*** TASK MATERIAL
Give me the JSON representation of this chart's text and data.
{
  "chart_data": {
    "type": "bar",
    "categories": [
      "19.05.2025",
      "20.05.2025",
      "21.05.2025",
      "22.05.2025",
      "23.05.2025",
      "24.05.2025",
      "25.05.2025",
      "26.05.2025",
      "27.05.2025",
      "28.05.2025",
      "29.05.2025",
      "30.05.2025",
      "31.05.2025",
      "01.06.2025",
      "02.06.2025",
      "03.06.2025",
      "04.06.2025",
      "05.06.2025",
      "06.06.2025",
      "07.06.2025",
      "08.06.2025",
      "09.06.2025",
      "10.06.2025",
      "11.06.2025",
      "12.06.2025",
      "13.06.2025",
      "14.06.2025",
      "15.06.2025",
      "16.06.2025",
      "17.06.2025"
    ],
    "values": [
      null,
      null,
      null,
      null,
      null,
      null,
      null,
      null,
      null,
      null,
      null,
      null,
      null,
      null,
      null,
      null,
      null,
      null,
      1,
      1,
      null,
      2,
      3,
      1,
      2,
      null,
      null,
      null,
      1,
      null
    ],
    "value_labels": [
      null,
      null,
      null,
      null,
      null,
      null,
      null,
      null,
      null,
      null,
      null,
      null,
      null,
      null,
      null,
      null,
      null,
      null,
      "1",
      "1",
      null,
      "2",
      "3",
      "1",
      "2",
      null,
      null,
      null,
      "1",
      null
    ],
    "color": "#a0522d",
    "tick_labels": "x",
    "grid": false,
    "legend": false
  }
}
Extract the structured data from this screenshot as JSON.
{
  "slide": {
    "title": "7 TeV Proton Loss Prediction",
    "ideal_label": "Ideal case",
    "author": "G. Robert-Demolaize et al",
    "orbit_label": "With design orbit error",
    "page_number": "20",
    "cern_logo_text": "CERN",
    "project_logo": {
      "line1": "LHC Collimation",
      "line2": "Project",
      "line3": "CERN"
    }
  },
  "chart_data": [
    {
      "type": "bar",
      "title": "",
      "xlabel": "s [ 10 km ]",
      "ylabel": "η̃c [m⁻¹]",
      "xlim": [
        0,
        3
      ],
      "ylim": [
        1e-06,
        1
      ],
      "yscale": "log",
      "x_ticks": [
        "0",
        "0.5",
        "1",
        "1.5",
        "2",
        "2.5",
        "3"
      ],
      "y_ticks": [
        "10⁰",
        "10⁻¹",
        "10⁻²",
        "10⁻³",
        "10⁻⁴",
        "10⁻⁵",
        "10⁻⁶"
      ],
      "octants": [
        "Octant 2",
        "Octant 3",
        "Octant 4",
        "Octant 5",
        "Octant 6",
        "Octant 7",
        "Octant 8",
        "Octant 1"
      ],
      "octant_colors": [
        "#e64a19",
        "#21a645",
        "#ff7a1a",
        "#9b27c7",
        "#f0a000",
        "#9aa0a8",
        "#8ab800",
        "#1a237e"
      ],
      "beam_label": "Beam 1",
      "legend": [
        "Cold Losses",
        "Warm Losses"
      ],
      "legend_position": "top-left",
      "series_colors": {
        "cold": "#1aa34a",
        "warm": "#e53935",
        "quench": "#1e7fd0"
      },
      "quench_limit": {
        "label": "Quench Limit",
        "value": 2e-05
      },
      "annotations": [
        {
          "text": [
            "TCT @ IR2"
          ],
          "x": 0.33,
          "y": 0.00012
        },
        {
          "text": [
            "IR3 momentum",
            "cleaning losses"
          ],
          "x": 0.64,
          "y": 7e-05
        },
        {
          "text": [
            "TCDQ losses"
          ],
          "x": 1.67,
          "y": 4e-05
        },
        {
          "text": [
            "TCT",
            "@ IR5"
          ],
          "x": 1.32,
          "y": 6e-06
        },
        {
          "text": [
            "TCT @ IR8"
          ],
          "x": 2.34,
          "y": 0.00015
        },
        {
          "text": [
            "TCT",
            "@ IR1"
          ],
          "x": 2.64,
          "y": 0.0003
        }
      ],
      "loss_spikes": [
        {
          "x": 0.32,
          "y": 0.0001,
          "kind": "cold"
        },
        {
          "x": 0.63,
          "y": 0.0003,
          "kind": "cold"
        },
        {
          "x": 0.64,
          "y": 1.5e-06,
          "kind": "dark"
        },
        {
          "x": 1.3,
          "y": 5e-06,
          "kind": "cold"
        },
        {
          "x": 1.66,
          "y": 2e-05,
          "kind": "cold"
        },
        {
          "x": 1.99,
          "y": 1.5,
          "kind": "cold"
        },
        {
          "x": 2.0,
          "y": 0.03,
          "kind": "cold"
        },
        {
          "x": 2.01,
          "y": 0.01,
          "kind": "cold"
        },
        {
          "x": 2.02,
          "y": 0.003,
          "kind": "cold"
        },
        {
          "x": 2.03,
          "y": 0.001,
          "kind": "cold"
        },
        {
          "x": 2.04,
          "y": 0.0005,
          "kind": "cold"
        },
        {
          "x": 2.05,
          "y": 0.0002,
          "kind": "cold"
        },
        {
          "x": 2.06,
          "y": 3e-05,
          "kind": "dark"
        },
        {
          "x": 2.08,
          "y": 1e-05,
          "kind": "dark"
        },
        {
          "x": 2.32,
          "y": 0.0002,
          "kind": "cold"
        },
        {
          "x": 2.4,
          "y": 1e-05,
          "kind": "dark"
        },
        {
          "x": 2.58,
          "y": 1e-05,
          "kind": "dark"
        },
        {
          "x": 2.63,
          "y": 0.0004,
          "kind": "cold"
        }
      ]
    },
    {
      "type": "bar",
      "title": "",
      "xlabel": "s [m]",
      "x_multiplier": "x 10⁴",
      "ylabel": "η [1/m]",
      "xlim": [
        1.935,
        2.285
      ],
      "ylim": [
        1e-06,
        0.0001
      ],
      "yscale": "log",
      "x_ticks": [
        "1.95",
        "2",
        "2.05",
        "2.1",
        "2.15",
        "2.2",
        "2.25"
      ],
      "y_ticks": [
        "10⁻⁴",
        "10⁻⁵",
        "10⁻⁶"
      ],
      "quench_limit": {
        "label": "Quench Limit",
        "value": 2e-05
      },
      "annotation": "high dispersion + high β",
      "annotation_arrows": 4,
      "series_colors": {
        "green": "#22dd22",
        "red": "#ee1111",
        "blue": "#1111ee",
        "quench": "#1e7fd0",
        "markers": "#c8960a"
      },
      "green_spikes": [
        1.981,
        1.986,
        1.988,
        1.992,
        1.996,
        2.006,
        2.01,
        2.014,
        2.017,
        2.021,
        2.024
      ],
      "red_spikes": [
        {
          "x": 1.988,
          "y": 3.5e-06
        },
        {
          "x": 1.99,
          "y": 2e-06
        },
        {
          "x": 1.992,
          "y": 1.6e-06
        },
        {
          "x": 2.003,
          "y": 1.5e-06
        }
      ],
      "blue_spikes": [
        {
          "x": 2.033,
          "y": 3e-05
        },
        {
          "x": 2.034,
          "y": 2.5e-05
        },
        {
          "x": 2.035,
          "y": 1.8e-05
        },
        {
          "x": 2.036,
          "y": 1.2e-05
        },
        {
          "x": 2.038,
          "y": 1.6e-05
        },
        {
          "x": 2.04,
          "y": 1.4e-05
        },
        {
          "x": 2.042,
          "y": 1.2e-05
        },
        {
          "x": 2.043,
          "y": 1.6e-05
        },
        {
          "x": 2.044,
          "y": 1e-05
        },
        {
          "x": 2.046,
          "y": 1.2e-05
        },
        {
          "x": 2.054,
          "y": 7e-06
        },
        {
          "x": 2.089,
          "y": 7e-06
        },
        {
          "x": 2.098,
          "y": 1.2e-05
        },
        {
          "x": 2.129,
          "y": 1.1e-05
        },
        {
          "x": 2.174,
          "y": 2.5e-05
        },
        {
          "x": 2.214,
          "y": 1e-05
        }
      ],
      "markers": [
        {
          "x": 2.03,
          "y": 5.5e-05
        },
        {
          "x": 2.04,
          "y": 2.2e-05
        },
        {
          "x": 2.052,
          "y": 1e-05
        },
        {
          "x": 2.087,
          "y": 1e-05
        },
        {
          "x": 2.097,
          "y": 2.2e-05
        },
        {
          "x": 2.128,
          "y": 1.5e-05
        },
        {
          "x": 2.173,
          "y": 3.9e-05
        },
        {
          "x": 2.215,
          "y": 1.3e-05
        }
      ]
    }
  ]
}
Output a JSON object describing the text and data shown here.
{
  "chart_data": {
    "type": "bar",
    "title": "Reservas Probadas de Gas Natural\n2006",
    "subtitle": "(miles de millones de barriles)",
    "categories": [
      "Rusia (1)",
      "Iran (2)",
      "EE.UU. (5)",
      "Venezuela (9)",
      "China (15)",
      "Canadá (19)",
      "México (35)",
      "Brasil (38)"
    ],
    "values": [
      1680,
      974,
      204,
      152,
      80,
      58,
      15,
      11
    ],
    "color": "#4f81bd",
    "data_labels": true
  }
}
******
WHAT YOU NEED TO DO:
Reproduce, word for word, only the lines from the one that contains "Output a JSON" through the final line.

CORRECT OUTPUT:
Output a JSON object describing the text and data shown here.
{
  "chart_data": {
    "type": "bar",
    "title": "Reservas Probadas de Gas Natural\n2006",
    "subtitle": "(miles de millones de barriles)",
    "categories": [
      "Rusia (1)",
      "Iran (2)",
      "EE.UU. (5)",
      "Venezuela (9)",
      "China (15)",
      "Canadá (19)",
      "México (35)",
      "Brasil (38)"
    ],
    "values": [
      1680,
      974,
      204,
      152,
      80,
      58,
      15,
      11
    ],
    "color": "#4f81bd",
    "data_labels": true
  }
}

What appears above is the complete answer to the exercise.